### What the task requires
Of all the lines in the material, how many contain the word "Market"? State the number alone.

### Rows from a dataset
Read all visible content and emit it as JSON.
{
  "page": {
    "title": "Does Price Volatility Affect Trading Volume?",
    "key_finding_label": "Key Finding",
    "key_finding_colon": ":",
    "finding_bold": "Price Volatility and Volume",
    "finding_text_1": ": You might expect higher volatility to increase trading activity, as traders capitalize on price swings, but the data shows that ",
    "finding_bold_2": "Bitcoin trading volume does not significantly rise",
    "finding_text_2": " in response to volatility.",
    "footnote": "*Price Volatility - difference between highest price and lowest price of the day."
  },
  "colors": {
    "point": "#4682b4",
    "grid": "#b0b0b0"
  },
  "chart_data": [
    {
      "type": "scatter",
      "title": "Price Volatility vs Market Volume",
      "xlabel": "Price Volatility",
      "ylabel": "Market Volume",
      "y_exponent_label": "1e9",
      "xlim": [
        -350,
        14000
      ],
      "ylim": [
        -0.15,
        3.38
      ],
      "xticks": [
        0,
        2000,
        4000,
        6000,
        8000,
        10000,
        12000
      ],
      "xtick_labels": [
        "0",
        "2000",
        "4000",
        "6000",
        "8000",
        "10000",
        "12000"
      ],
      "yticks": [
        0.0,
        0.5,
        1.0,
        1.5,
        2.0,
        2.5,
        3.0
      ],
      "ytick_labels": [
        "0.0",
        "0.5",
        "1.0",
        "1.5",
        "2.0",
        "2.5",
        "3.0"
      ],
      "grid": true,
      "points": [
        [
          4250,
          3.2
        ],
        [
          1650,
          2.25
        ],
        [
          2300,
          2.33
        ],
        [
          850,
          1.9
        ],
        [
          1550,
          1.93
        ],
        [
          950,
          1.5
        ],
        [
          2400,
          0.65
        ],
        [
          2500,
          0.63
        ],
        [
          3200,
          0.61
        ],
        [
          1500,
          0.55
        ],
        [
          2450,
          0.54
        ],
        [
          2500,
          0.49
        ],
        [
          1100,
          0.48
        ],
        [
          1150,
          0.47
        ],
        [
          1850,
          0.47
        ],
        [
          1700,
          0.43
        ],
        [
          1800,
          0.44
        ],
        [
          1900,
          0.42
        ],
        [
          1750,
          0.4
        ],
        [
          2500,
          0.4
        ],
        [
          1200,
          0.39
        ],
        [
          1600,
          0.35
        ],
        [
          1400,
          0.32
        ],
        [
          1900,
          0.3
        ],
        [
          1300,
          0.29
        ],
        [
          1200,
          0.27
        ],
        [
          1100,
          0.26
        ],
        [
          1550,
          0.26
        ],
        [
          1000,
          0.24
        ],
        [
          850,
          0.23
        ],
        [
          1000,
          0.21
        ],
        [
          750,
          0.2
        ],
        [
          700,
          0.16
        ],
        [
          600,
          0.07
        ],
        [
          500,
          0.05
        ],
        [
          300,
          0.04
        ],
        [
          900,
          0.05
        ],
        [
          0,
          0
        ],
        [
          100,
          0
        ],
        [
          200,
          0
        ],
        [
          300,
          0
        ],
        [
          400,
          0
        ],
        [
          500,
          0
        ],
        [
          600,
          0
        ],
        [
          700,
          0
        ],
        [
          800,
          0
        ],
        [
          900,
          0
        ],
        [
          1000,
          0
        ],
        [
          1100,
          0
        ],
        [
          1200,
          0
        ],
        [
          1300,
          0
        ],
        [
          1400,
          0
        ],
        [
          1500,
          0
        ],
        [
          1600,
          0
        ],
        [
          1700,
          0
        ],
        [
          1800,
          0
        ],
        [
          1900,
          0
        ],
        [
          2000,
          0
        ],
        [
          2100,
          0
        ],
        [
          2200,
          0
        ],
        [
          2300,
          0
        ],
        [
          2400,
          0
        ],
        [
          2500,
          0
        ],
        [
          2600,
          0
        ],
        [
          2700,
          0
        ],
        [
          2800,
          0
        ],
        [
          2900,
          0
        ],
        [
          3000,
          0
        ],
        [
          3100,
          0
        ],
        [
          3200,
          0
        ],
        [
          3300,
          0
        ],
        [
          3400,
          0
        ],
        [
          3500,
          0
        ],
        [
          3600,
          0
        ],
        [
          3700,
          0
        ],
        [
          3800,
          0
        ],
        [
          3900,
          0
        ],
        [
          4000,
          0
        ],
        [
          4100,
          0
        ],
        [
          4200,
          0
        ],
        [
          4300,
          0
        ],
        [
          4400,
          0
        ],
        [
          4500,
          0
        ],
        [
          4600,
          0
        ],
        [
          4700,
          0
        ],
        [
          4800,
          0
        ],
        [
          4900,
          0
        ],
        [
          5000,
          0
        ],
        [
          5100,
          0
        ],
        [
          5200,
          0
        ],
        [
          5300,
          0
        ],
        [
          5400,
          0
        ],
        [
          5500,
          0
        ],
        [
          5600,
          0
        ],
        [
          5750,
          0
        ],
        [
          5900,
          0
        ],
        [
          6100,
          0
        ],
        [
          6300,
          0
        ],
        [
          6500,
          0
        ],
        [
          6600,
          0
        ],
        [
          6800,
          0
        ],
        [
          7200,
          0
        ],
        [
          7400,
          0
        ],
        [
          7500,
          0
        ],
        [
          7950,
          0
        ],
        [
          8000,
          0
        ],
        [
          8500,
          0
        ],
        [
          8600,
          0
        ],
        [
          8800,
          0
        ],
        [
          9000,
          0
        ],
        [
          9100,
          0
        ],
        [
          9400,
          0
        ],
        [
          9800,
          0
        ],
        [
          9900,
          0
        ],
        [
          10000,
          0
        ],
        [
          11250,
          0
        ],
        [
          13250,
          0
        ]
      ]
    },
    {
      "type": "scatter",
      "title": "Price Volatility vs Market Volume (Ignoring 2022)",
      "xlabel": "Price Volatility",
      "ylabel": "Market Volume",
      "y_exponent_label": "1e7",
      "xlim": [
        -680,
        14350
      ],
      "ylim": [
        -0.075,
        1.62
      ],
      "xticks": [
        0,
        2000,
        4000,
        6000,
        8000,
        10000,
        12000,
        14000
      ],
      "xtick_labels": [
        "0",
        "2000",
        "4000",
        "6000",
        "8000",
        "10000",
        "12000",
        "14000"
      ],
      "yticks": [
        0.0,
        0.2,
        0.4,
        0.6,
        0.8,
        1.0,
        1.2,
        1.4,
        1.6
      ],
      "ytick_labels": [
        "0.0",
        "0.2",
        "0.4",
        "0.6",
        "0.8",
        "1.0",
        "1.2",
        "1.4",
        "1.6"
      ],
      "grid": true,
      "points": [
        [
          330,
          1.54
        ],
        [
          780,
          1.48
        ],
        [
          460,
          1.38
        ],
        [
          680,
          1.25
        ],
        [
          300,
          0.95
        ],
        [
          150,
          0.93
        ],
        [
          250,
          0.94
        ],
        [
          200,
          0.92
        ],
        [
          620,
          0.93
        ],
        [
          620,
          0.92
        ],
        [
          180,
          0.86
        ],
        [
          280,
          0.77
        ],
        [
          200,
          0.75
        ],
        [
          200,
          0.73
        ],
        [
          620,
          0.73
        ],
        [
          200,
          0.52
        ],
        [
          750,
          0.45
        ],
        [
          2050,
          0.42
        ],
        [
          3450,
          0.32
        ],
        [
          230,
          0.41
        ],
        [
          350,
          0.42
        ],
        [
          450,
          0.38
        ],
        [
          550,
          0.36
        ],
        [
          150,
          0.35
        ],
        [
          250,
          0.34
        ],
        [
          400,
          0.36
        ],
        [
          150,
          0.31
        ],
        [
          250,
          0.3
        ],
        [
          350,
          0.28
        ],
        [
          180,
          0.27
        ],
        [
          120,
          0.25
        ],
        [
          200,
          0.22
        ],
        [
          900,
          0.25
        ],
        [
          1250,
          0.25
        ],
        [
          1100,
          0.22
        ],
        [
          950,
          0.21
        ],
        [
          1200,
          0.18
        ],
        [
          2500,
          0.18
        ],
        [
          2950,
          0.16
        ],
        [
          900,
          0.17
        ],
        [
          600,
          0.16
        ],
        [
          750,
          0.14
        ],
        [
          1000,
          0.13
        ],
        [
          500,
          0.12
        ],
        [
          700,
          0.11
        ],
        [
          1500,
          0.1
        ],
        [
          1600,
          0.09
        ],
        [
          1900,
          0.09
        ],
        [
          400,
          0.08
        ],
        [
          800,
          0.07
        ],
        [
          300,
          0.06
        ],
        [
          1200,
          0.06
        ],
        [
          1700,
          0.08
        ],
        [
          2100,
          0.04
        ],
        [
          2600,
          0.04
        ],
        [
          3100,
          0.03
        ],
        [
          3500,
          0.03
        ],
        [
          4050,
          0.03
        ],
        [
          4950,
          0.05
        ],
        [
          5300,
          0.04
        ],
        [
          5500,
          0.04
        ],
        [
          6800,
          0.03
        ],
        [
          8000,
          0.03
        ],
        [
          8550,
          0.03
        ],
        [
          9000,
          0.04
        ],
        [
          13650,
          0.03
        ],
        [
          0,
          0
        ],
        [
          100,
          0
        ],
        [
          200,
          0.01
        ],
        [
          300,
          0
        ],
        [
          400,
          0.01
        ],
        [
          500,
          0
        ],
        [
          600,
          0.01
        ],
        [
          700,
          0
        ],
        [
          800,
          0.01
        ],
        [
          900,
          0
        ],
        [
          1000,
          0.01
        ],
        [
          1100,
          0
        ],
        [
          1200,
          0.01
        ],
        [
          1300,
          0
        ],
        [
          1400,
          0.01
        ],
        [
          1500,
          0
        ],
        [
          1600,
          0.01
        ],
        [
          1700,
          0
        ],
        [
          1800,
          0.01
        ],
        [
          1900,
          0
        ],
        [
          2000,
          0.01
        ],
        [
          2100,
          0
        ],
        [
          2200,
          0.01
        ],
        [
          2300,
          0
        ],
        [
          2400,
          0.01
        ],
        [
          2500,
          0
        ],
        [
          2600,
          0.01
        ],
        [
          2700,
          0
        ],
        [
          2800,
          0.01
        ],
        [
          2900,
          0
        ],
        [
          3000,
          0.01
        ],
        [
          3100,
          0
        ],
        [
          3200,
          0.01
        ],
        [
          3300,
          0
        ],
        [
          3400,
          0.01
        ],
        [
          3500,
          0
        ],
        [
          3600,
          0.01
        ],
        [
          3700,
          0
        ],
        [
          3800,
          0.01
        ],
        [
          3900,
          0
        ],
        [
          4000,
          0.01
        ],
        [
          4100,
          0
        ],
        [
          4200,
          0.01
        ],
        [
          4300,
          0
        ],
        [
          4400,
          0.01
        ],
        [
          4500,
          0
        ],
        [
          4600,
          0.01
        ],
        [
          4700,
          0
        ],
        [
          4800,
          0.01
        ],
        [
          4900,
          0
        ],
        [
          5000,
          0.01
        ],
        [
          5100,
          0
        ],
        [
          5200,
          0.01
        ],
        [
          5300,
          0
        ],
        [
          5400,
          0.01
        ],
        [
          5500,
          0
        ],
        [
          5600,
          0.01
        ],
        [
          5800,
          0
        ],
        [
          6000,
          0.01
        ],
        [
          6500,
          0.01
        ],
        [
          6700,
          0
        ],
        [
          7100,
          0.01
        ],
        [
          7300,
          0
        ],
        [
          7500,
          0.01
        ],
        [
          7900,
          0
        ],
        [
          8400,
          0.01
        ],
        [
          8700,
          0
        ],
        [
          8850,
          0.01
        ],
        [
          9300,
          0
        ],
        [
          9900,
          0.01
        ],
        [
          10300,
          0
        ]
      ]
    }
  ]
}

### Reply to the task
4